• _Challenge_: Reproduce the listing below verbatim.

• _Data records_:

--- begin ---

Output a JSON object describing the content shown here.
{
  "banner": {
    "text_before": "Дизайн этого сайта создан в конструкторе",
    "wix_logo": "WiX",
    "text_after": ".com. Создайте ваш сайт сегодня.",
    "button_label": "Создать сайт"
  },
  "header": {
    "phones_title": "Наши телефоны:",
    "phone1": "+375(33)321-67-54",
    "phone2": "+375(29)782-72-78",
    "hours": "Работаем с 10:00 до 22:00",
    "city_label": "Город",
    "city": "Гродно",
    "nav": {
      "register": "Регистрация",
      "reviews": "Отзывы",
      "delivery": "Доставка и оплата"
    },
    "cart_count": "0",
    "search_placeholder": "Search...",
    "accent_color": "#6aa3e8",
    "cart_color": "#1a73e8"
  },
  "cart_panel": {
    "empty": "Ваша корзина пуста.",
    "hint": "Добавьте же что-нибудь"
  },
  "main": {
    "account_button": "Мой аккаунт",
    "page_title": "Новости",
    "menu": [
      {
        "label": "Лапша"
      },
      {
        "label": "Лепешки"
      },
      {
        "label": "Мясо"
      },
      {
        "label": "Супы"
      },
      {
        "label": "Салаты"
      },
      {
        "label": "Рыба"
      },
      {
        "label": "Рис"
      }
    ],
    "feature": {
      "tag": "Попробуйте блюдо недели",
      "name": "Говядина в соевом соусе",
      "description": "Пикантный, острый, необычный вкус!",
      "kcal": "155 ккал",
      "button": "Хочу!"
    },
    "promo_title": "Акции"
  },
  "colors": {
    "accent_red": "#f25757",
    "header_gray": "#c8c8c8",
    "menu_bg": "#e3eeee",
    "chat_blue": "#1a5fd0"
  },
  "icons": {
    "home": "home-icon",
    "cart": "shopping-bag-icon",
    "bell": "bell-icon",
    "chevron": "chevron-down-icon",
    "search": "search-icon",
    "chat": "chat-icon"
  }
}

--- end ---

• _Output_:
Output a JSON object describing the content shown here.
{
  "banner": {
    "text_before": "Дизайн этого сайта создан в конструкторе",
    "wix_logo": "WiX",
    "text_after": ".com. Создайте ваш сайт сегодня.",
    "button_label": "Создать сайт"
  },
  "header": {
    "phones_title": "Наши телефоны:",
    "phone1": "+375(33)321-67-54",
    "phone2": "+375(29)782-72-78",
    "hours": "Работаем с 10:00 до 22:00",
    "city_label": "Город",
    "city": "Гродно",
    "nav": {
      "register": "Регистрация",
      "reviews": "Отзывы",
      "delivery": "Доставка и оплата"
    },
    "cart_count": "0",
    "search_placeholder": "Search...",
    "accent_color": "#6aa3e8",
    "cart_color": "#1a73e8"
  },
  "cart_panel": {
    "empty": "Ваша корзина пуста.",
    "hint": "Добавьте же что-нибудь"
  },
  "main": {
    "account_button": "Мой аккаунт",
    "page_title": "Новости",
    "menu": [
      {
        "label": "Лапша"
      },
      {
        "label": "Лепешки"
      },
      {
        "label": "Мясо"
      },
      {
        "label": "Супы"
      },
      {
        "label": "Салаты"
      },
      {
        "label": "Рыба"
      },
      {
        "label": "Рис"
      }
    ],
    "feature": {
      "tag": "Попробуйте блюдо недели",
      "name": "Говядина в соевом соусе",
      "description": "Пикантный, острый, необычный вкус!",
      "kcal": "155 ккал",
      "button": "Хочу!"
    },
    "promo_title": "Акции"
  },
  "colors": {
    "accent_red": "#f25757",
    "header_gray": "#c8c8c8",
    "menu_bg": "#e3eeee",
    "chat_blue": "#1a5fd0"
  },
  "icons": {
    "home": "home-icon",
    "cart": "shopping-bag-icon",
    "bell": "bell-icon",
    "chevron": "chevron-down-icon",
    "search": "search-icon",
    "chat": "chat-icon"
  }
}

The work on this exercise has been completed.